_What this task involves_: From the records that follow, copy every line that contains the word "Editor".

·····

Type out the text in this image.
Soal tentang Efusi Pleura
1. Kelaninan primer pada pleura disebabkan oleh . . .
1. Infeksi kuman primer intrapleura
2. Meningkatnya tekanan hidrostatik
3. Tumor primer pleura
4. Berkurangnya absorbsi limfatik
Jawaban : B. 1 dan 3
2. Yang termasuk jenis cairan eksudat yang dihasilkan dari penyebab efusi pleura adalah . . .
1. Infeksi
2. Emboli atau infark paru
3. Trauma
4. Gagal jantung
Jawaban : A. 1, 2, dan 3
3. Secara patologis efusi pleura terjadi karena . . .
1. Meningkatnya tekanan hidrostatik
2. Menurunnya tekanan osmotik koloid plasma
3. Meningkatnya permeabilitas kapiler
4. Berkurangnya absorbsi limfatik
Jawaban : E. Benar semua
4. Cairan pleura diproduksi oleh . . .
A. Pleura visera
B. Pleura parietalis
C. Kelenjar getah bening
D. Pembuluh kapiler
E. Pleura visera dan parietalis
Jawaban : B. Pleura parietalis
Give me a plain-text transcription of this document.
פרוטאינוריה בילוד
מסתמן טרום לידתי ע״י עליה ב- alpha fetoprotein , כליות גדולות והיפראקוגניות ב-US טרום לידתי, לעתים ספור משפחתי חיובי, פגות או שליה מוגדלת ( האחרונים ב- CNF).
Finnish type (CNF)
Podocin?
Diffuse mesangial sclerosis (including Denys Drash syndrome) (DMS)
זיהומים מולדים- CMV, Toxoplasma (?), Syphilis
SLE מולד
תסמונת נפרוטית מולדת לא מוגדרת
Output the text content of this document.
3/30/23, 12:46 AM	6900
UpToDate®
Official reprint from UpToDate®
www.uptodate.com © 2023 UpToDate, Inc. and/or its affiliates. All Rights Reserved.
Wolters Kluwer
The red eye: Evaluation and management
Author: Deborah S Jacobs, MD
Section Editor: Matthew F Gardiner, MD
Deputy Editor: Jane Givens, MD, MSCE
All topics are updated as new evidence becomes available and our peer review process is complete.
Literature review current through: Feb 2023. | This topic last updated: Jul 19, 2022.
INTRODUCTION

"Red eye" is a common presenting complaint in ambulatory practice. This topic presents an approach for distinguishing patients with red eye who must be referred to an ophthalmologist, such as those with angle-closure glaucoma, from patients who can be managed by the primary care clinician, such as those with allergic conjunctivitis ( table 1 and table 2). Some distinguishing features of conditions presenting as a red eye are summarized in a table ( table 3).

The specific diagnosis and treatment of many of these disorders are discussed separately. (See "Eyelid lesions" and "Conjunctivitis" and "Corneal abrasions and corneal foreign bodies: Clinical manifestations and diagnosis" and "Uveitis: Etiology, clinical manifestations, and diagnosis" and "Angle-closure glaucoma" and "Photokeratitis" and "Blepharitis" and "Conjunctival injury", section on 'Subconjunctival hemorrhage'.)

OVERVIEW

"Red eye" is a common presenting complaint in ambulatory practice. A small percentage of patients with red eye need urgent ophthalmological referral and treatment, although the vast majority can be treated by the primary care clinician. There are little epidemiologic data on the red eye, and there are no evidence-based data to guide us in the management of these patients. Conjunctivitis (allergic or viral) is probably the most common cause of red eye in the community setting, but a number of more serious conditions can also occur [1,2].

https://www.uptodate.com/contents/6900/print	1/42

·····

_Solution_:
Section Editor: Matthew F Gardiner, MD
Deputy Editor: Jane Givens, MD, MSCE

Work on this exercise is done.